Gather from the material every line that contains the string "data".
========================
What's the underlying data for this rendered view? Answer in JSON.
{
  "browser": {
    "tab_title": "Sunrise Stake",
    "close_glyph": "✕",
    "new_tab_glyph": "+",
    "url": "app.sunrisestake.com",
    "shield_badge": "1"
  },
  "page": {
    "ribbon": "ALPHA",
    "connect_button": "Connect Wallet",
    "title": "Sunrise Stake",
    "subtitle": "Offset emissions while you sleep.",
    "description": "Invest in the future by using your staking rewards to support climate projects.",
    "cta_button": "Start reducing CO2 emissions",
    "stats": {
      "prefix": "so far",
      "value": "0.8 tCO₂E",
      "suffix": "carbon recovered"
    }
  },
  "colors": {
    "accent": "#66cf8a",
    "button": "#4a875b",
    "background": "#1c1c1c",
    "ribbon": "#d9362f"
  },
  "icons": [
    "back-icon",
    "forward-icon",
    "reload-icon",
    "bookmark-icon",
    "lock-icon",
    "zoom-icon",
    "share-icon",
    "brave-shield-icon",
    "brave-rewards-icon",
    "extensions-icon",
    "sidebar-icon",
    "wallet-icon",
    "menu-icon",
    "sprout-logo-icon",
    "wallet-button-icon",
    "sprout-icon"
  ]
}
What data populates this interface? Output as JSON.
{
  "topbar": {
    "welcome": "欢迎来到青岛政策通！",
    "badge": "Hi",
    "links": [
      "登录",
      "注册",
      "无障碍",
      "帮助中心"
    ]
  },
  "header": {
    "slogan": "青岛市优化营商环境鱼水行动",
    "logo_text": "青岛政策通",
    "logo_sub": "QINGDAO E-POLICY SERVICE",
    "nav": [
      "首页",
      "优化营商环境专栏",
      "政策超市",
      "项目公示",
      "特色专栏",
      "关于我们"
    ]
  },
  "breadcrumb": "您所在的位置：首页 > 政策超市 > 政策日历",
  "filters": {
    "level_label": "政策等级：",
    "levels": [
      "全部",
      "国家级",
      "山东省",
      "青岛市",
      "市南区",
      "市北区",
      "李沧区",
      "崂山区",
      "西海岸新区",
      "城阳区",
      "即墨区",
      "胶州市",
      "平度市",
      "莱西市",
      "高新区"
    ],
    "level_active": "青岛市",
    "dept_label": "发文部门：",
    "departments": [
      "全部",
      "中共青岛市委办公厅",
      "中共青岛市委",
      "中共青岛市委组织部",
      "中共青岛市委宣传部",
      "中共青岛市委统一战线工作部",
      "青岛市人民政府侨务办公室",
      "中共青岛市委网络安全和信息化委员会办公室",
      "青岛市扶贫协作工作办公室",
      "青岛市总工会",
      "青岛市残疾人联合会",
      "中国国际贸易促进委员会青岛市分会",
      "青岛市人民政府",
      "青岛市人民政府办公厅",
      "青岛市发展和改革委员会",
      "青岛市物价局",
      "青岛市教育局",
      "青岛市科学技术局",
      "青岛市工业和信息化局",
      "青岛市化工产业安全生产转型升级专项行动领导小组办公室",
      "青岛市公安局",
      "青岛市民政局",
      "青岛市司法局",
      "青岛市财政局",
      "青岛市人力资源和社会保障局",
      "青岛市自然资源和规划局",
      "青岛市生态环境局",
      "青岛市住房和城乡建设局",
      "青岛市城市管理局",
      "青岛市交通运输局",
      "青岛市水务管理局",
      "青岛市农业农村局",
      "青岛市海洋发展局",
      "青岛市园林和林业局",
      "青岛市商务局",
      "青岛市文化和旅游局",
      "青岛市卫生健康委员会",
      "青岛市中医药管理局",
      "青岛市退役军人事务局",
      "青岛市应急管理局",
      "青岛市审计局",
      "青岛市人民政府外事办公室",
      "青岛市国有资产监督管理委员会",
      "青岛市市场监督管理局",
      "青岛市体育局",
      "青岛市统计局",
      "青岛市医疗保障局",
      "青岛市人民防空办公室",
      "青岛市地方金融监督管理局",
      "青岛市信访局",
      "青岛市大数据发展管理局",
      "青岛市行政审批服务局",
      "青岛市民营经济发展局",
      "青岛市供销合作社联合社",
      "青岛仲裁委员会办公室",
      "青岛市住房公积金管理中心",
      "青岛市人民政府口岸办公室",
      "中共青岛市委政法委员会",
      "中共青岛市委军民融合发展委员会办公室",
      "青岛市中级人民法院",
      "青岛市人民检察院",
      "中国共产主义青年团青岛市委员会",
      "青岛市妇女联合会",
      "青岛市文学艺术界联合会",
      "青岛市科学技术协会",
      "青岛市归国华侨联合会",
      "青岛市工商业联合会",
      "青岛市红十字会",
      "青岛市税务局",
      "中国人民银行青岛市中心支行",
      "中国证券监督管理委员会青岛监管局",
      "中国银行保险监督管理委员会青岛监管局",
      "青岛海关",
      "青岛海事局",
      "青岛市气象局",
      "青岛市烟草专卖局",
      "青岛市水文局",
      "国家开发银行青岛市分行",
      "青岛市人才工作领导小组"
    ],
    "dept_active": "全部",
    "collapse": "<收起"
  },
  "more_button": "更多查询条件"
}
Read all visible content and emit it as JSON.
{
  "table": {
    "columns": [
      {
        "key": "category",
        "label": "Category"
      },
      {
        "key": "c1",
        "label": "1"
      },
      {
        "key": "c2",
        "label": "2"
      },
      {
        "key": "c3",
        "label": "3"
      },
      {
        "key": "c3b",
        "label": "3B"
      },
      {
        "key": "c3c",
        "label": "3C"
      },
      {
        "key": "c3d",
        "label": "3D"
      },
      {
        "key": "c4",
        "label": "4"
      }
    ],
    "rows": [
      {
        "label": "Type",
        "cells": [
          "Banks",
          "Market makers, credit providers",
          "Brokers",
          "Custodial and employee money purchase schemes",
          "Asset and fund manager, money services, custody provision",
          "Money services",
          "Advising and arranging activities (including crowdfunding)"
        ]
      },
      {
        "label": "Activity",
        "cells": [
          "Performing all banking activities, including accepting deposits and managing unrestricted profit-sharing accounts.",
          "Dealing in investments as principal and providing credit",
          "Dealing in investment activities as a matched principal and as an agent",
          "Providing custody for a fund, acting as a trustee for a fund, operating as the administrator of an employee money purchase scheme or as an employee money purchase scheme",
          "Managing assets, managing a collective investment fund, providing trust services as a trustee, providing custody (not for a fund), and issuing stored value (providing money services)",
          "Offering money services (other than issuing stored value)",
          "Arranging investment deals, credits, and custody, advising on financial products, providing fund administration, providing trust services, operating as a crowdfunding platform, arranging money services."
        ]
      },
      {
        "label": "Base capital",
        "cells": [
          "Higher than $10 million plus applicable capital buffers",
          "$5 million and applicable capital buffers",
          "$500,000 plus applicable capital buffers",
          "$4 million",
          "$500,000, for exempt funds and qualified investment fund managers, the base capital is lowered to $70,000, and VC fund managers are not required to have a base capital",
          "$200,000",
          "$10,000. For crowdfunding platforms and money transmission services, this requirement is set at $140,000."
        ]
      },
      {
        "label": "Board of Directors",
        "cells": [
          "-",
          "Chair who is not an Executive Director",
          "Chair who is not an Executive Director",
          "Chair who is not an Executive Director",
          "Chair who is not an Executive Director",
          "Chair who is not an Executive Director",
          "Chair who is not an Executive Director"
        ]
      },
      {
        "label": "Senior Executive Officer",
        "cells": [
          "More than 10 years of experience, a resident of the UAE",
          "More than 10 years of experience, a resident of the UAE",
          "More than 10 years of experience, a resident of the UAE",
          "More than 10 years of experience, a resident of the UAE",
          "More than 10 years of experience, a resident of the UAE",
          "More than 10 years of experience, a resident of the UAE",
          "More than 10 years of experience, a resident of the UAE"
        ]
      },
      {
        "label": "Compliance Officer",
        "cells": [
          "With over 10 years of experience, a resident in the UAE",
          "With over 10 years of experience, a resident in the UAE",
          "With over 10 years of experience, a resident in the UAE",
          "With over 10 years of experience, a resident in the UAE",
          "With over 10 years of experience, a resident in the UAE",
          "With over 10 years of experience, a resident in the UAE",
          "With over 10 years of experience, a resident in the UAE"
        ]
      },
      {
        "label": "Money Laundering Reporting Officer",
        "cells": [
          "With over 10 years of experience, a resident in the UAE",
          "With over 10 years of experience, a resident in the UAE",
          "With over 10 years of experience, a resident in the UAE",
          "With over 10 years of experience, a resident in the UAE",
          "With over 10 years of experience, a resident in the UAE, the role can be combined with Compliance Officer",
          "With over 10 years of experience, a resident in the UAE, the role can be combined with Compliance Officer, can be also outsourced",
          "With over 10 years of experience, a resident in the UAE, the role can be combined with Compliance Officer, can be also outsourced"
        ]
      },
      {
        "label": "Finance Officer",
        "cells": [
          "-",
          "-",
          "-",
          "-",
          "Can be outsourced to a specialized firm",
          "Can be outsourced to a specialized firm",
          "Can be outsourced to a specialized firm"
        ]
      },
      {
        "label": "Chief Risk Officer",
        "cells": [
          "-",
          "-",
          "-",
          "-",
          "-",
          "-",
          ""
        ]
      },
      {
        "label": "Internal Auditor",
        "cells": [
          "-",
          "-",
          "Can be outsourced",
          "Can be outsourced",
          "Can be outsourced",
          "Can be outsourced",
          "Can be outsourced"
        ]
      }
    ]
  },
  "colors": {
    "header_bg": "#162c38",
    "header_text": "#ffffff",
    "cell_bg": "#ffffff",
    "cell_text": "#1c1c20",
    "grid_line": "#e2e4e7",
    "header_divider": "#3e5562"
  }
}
========================
| In response |
What's the underlying data for this rendered view? Answer in JSON.
What data populates this interface? Output as JSON.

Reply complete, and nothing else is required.